■ What is expected
Find every line in the records below that contains the word "this", and copy each such line.

──────── Data shown

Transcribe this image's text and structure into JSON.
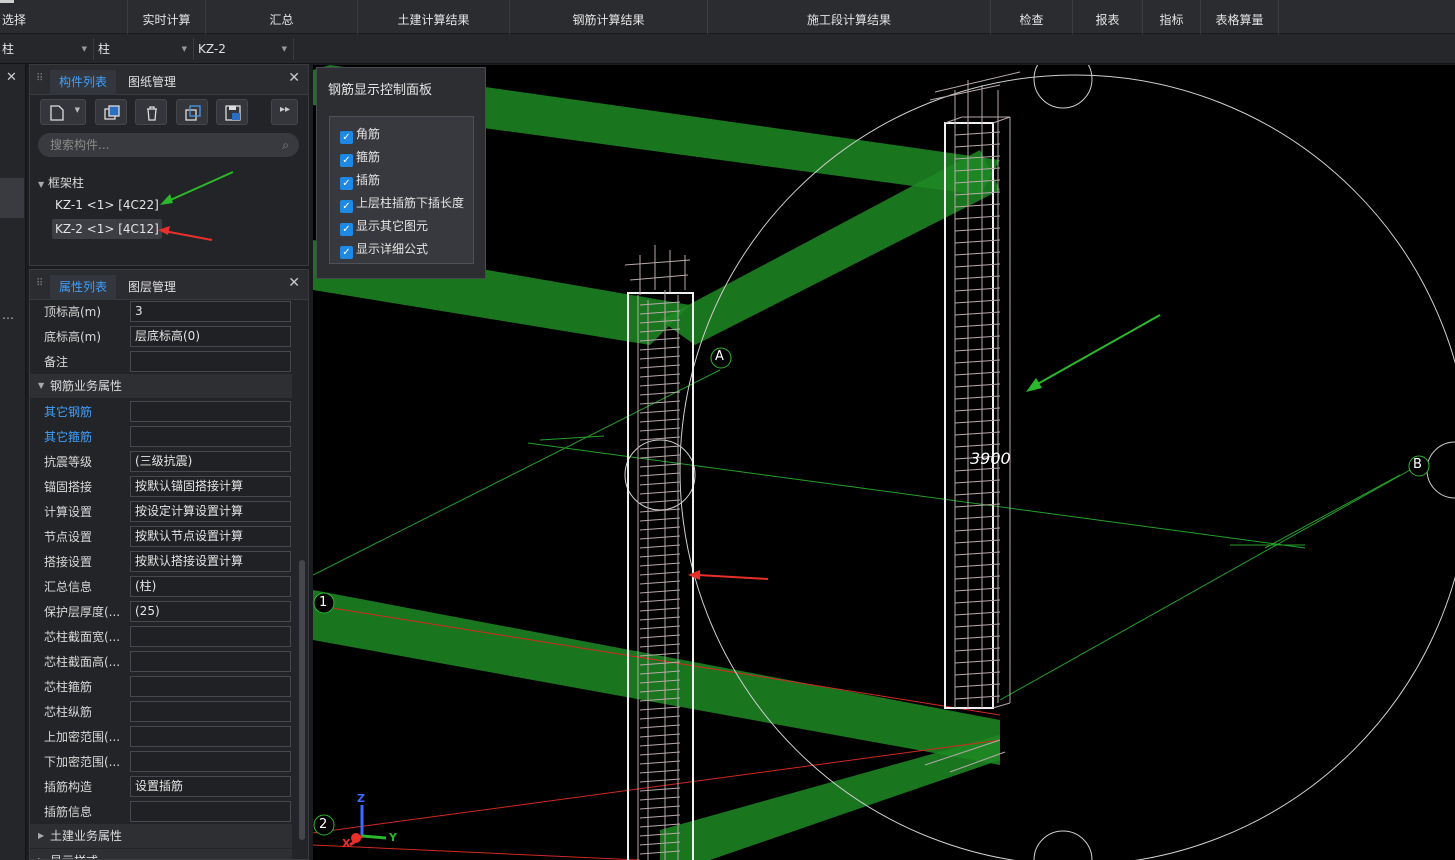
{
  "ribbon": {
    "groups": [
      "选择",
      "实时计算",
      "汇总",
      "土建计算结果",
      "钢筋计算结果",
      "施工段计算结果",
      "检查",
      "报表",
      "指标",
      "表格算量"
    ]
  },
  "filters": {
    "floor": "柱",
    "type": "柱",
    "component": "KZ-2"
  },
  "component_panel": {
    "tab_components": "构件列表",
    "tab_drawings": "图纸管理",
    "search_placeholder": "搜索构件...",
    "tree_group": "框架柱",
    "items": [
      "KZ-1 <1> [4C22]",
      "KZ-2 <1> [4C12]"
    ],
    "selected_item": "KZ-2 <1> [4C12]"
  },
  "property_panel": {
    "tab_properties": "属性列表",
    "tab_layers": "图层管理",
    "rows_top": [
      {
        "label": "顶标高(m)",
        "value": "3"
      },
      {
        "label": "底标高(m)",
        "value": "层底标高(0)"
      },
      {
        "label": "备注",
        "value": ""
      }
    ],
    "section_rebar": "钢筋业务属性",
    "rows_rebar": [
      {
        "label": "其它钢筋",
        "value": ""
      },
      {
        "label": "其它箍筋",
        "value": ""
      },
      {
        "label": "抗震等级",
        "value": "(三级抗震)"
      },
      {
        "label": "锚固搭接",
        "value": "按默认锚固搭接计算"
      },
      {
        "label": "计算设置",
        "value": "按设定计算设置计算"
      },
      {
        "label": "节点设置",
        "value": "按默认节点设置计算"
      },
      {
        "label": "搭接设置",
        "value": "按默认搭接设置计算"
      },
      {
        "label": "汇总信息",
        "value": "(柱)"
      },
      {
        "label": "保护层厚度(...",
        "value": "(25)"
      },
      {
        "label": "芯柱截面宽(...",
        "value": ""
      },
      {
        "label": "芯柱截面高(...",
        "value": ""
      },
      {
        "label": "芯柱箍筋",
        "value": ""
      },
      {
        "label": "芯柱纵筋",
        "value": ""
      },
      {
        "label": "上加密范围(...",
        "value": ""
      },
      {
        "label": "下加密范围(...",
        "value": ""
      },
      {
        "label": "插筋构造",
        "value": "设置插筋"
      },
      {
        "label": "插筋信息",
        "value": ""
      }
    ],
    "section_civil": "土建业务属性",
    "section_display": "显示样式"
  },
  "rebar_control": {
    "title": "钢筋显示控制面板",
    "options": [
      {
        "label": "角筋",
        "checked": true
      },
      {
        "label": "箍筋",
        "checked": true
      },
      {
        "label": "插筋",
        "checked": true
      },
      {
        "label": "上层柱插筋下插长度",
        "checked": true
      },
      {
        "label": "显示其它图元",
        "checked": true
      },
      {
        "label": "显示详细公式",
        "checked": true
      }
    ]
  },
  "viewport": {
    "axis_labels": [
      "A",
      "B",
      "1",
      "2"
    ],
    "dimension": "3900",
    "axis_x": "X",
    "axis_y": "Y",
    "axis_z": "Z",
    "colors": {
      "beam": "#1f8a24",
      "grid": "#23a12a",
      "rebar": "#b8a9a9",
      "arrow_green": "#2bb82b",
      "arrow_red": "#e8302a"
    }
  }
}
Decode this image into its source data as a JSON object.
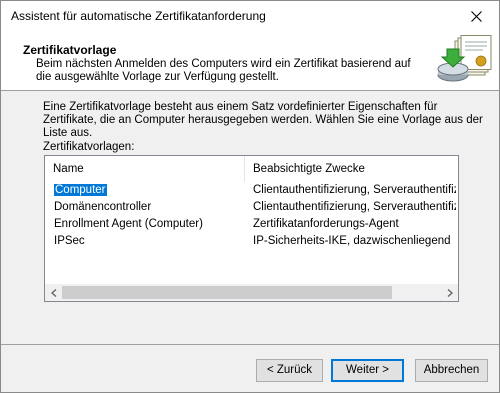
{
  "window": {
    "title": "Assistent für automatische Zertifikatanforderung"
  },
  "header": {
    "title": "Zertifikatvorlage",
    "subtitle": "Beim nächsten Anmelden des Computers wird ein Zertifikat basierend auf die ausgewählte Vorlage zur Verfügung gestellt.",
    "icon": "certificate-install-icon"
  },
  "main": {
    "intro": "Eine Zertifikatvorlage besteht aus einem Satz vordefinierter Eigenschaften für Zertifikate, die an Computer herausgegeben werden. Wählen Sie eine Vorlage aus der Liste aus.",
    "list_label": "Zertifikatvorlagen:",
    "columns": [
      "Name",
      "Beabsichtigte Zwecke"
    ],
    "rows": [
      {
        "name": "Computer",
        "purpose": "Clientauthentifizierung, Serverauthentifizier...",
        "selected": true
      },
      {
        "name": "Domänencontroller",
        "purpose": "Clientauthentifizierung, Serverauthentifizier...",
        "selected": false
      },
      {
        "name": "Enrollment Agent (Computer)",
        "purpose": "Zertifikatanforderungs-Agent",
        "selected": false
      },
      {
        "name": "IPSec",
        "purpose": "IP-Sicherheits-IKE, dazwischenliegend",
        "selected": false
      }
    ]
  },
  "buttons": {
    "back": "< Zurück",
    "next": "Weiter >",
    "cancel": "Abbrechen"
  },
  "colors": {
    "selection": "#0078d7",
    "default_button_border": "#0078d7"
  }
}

────────────────

■ Written answer
Transcribe this image's text and structure into JSON.
Decode this image into its source data as a JSON object.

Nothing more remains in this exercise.